THE REQUEST> Continue the article about Peabo Bryson's album Missing You from the point where it stops.

EXTRACTED TEXT>
· · · · · · ·

Missing You is the twentieth studio album by American singer Peabo Bryson. It was released by Peak Records on October 2, 2007. The album reached number 41 on the US Top R&B/Hip-Hop Albums chart, becoming Bryson's highest-charting album since Can You Stop the Rain (1991).

Critical reception

AllMusic editor William Ruhlmann found that Missing You "is not without its contemporary touches, notably in the computer-generated rhythm tracks. But Bryson is not really out to compete with Usher and R. Kelly for the hearts of teenagers here [...] Missing You is an album intended primarily for Bryson's existing fan base and secondarily for smooth jazz fans [...] This is material the singer will have no problem integrating into a stage act dominated by his greatest hits, and it should be welcomed by those who enjoyed his earlier work. It may have been a long time between albums, but musically Bryson acts as though no time at all has passed."

· · · · · · ·

EXTRACTED INFORMATION>
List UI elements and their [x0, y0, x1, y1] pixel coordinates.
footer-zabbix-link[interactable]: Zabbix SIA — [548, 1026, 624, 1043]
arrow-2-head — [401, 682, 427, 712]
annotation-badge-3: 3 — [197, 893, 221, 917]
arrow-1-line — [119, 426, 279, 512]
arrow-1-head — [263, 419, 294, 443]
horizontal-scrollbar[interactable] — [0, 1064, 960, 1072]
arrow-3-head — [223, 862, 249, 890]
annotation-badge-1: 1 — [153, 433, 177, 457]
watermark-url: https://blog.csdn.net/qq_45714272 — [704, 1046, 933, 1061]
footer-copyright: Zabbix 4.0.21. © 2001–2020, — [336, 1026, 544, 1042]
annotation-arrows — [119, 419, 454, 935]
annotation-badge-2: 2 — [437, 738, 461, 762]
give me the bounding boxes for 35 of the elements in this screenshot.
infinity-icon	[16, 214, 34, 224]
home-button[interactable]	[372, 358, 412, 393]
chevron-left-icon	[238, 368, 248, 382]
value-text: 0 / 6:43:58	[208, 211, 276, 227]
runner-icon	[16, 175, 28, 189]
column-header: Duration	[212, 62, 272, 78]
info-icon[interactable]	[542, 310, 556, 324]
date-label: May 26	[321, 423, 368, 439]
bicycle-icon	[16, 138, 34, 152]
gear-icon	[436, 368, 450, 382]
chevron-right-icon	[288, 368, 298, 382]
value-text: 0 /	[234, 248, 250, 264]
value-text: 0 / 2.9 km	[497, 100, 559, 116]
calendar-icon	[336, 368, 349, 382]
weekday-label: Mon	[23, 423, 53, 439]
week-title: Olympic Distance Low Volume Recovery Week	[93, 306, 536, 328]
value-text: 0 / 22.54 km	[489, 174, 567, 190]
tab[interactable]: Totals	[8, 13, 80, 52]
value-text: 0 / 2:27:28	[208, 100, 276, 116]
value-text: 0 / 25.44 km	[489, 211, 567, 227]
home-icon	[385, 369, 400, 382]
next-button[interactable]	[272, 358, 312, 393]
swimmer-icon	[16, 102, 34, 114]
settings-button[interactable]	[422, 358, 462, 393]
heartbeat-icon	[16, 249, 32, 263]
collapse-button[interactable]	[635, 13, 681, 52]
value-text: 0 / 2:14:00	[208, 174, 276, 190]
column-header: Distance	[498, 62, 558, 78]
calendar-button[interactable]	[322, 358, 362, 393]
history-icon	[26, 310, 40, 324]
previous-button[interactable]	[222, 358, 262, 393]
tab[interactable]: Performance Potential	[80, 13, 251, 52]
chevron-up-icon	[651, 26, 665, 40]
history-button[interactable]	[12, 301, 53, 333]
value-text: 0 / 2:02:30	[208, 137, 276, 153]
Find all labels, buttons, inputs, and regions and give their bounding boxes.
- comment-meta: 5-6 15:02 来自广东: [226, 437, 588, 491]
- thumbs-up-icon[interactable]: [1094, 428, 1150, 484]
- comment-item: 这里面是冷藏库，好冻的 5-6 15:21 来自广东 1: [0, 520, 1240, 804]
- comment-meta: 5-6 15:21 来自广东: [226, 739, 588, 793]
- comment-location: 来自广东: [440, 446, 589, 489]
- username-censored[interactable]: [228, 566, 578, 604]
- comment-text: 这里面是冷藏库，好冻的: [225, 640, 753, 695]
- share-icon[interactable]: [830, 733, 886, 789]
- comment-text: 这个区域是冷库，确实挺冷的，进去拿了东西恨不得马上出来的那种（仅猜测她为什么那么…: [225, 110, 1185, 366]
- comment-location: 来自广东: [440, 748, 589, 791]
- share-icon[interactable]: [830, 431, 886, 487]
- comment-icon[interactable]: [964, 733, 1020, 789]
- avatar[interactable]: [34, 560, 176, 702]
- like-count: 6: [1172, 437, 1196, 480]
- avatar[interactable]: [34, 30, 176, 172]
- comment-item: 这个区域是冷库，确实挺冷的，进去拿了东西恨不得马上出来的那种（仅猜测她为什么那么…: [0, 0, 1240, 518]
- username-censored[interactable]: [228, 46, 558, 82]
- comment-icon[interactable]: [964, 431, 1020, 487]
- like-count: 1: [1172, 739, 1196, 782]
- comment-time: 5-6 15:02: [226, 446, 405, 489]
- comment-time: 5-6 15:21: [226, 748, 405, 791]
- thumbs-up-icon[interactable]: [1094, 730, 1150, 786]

· · · · · · ·

FINAL ANSWER>
Track listing

Notes
  denotes an additional producer
  denotes a co-producer

Personnel and credits 
Musicians

 Peabo Bryson – lead vocals, backing  vocals (2, 6, 9), keyboards (3, 4), programming (3, 4, 8, 11), lead acoustic guitar (6)
 Barry Eastmond – keyboards (1, 5, 9, 10), drum programming (1, 3, 9, 11), arrangements (1, 5, 9), additional keyboards (3, 4, 11), programming (3, 4, 11), horn and string arrangements (4), acoustic piano (8), Rhodes (8), strings (8)
 The Heavyweights – instruments (2)
 Marc Freeman – keyboards (4), programming (4), horn and string arrangements (4)
 Blake Eiseman – programming (4)
 Peter Stengaard – programming (6), instruments (6)
 Clark Anderson – additional keyboards (6), backing vocals (6)
 Bobby Lyle – acoustic piano (7), keyboards (7), rhythm and string arrangements (7)
 Phil Hamilton – acoustic guitar (1), guitar (9)
 Paul Jackson Jr. – acoustic guitar (7), electric guitar (7)
 Norman Brown – guitar (8)
 Nathaniel Phillips – bass (4, 10)
 Freddie Washington – bass (7)
 Ricky Lawson – drums (4, 10)
 Leon "Ndugu" Chancler – drums (7)
 Munyungo Jackson – percussion (7)
 Boney James – saxophone (7)
 Paul Taylor – alto sax solo (10)
 Eric Butler – string contractor (7)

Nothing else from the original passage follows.